-- start DATA ENTRIES --
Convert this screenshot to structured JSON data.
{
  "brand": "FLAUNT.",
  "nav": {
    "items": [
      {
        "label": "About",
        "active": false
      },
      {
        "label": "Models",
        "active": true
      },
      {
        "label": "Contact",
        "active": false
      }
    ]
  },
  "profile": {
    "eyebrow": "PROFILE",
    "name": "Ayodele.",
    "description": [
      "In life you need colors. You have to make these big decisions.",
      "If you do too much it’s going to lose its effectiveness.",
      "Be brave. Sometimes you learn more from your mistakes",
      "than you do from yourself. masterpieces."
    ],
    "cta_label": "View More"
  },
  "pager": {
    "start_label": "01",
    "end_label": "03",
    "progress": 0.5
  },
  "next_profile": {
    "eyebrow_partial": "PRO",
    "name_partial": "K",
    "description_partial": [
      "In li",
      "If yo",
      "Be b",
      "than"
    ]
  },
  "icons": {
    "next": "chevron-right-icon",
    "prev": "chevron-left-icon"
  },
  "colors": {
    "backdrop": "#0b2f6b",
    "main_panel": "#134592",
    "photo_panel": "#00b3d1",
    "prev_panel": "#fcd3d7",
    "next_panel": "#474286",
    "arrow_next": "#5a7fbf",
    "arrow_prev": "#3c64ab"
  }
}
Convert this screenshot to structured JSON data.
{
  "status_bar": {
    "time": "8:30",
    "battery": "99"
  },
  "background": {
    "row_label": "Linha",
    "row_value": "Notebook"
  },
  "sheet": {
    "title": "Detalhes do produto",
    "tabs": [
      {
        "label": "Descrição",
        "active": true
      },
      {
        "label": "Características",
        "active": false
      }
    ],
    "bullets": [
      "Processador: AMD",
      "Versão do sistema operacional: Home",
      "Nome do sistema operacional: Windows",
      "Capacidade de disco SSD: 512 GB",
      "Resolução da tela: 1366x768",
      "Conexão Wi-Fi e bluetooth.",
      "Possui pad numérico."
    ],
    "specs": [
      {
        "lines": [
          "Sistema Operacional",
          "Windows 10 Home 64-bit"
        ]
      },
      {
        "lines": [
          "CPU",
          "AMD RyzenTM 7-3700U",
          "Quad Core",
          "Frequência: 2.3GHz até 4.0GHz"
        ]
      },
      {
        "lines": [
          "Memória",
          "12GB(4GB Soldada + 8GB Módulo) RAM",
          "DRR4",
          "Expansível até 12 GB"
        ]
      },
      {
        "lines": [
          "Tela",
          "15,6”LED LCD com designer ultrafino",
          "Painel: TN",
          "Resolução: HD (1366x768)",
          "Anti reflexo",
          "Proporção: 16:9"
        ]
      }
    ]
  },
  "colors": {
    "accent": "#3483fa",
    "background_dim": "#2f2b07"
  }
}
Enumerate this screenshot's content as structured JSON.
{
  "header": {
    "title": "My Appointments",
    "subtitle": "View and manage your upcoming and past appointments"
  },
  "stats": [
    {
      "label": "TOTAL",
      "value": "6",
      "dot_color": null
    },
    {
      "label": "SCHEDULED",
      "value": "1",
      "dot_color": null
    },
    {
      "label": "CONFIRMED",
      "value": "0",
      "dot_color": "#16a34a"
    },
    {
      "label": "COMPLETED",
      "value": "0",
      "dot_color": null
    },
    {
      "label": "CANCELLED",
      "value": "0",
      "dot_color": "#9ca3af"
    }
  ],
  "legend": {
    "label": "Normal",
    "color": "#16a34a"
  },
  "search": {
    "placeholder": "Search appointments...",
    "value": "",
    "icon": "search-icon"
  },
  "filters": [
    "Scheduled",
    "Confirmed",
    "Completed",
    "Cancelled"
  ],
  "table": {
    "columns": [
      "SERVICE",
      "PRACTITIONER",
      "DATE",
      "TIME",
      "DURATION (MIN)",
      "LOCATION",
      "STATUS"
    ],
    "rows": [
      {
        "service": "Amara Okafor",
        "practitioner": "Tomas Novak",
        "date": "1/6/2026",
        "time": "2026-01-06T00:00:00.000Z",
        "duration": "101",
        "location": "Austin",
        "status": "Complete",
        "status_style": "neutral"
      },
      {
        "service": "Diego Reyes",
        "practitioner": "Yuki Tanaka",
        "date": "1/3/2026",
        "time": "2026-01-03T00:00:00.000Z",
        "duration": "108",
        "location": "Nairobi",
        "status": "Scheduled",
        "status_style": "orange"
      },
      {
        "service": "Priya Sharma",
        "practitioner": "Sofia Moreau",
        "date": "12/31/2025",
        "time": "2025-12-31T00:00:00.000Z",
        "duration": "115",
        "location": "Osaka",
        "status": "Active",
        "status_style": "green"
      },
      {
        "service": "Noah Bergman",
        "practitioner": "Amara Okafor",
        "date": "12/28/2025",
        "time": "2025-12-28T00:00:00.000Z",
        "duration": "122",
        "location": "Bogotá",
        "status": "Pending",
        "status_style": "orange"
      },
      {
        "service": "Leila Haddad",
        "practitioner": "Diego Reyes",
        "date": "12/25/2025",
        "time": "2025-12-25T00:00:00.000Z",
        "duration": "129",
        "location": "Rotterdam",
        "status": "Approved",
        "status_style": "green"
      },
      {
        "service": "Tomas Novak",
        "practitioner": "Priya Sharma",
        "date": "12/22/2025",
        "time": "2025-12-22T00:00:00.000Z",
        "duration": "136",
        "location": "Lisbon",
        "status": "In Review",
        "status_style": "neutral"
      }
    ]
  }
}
-- end DATA ENTRIES --
WRITTEN PROBLEM: Read the entries above, then pull out the lines that include "Windows".

COMPLETED EXERCISE:
      "Nome do sistema operacional: Windows",
          "Windows 10 Home 64-bit"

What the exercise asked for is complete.